## Exercise requirements
Determine how many lines in the entries below include "please". The reply should be that number and nothing else.

## Records provided
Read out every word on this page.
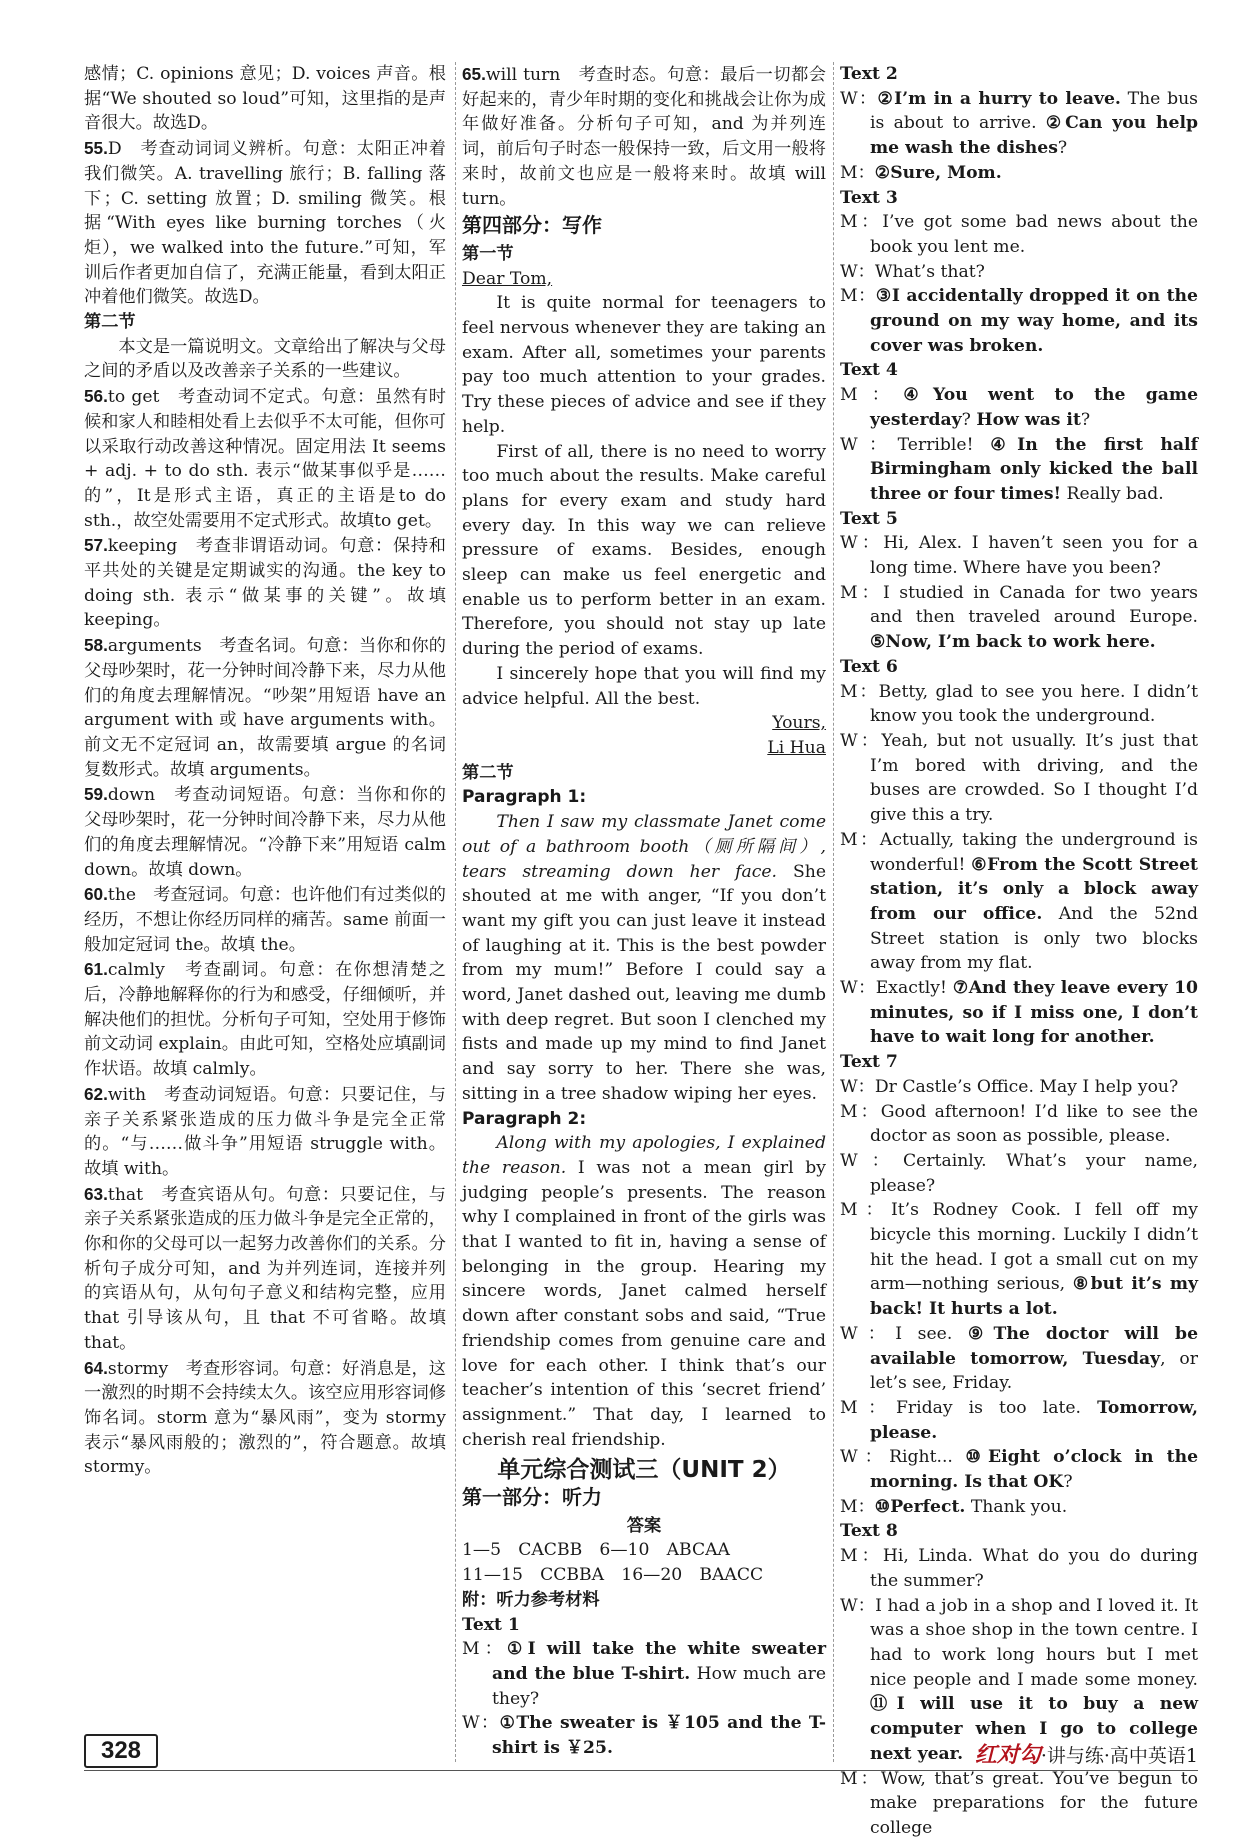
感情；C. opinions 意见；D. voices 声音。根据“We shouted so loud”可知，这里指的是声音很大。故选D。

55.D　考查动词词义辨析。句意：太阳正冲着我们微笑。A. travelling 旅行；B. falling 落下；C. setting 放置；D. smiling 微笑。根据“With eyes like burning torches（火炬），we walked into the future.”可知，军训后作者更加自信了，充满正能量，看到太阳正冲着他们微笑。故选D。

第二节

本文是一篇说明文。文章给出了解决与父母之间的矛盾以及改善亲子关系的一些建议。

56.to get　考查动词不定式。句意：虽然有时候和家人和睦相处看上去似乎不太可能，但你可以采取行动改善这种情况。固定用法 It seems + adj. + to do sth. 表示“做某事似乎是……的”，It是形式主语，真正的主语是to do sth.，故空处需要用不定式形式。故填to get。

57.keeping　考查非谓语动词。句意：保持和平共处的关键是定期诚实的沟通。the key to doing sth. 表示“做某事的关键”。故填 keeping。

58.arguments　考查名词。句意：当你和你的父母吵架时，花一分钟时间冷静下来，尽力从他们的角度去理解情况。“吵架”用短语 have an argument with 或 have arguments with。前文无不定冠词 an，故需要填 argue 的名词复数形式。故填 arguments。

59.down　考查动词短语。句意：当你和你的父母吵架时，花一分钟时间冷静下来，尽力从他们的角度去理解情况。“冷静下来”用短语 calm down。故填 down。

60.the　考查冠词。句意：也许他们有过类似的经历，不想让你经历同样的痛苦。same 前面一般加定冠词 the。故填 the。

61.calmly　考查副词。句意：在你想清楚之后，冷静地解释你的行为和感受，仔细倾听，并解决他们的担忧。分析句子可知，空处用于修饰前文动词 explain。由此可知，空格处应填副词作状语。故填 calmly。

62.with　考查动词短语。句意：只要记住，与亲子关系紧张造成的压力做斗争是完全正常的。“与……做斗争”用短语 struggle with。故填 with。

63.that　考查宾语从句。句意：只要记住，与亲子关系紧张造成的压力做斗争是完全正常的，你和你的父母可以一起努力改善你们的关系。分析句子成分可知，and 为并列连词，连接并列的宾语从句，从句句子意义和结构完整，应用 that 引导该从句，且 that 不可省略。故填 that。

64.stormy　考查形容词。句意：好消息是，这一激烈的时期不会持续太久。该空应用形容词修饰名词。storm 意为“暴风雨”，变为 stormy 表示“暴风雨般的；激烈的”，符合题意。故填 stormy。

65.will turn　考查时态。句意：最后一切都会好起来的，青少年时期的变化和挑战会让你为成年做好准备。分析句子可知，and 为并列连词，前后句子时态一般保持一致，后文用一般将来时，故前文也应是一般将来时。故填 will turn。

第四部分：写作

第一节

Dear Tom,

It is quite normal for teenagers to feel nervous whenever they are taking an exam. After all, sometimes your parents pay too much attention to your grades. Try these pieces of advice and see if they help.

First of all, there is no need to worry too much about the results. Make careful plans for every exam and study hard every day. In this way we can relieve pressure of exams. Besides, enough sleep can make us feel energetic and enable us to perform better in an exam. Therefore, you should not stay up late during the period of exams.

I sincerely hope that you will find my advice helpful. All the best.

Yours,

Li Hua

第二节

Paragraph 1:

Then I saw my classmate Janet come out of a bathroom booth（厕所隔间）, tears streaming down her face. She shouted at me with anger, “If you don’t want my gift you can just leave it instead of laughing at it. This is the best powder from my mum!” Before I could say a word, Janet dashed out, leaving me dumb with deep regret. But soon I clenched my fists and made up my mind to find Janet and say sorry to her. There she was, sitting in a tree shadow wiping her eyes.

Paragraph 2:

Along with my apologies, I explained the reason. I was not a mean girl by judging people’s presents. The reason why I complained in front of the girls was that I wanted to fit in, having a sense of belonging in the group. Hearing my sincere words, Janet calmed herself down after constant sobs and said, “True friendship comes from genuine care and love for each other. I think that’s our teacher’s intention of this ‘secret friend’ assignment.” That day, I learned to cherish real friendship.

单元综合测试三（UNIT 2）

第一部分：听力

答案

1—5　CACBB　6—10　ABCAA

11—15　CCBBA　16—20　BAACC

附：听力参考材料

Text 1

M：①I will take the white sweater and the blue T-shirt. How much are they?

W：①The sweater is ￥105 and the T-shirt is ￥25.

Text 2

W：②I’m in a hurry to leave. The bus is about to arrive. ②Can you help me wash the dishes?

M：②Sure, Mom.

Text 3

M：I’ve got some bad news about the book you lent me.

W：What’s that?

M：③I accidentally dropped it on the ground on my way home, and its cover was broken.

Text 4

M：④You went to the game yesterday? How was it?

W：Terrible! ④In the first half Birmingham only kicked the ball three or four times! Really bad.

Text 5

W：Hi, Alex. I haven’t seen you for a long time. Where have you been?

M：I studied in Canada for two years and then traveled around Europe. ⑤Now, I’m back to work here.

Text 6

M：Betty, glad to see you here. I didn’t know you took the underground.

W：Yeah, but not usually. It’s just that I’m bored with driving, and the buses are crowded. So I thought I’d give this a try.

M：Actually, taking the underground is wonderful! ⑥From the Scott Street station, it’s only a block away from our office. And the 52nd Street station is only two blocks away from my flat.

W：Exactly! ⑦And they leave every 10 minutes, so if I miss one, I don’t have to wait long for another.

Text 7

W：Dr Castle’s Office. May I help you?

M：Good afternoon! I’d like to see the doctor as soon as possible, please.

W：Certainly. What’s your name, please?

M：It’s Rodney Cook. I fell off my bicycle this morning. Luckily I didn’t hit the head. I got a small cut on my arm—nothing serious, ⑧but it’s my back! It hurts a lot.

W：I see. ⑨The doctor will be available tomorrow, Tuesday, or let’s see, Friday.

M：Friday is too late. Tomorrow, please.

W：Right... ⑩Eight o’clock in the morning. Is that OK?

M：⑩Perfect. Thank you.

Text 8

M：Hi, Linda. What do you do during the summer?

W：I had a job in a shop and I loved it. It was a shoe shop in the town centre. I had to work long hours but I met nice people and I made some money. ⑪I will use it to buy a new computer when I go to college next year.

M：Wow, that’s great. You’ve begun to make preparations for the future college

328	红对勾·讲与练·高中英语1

## Result
3